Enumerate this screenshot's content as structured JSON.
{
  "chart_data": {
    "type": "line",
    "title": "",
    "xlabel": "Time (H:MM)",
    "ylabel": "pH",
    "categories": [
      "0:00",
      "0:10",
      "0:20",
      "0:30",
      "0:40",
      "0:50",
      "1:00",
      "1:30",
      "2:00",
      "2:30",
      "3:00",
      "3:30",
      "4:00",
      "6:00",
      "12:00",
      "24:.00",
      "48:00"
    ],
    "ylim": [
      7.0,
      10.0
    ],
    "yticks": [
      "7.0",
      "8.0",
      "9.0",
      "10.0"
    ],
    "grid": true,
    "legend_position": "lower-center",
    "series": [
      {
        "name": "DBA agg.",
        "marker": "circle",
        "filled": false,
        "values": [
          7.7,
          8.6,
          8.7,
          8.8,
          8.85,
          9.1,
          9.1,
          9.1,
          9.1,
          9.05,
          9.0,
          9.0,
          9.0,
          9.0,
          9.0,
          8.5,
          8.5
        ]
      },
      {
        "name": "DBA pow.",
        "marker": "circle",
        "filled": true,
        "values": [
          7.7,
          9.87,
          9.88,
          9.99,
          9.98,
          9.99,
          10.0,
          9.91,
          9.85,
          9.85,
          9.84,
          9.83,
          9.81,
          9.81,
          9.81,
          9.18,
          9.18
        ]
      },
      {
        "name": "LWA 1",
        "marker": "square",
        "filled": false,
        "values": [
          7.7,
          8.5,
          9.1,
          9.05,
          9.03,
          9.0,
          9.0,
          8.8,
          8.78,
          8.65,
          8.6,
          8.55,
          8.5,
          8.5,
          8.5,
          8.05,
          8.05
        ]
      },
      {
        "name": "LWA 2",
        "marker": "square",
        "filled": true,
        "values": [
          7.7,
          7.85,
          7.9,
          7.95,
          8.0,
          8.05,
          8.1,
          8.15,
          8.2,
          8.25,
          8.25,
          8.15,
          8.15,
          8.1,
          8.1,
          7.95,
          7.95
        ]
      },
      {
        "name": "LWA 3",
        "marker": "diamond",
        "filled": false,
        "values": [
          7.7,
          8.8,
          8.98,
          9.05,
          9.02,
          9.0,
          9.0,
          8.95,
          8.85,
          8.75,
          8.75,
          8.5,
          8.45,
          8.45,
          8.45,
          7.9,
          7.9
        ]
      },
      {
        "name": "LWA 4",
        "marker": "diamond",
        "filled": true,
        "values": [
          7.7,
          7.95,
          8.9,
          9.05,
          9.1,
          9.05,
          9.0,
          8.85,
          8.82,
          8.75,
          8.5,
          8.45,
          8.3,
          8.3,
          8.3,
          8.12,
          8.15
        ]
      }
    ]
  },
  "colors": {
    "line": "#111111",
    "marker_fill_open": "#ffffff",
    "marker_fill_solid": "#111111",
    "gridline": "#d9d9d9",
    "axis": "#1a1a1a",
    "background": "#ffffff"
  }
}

+ + + +

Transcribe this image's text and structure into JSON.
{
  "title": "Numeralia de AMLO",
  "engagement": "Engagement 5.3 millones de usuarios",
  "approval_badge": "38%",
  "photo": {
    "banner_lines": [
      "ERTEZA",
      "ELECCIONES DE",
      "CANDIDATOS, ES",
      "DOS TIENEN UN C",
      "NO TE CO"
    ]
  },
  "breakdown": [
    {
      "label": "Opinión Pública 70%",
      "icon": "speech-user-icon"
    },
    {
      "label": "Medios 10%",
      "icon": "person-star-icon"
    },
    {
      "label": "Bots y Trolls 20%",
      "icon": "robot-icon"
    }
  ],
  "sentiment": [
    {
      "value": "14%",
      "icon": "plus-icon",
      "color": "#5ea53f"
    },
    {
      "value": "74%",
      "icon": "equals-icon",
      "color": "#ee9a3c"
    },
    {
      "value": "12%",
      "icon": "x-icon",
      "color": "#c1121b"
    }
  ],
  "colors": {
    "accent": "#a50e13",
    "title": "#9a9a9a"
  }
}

+ + + +

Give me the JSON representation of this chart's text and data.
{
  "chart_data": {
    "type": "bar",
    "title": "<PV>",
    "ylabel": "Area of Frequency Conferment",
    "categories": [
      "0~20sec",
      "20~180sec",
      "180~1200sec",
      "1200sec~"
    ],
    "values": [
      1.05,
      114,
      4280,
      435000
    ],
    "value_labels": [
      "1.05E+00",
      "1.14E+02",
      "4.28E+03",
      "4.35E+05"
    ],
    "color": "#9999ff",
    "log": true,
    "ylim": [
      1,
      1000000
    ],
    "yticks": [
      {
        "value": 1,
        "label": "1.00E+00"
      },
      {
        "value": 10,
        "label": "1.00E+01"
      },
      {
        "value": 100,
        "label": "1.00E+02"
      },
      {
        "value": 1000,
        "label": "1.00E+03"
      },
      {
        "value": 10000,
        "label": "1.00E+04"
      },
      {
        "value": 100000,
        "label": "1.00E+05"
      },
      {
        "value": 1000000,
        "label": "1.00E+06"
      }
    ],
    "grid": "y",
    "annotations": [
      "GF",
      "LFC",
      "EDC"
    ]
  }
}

+ + + +

- **PROBLEM STATEMENT**
Your task is to gather all lines from the entries above that hold the word "ylabel".

- **THE COMPLETED TASK**
    "ylabel": "pH",
    "ylabel": "Area of Frequency Conferment",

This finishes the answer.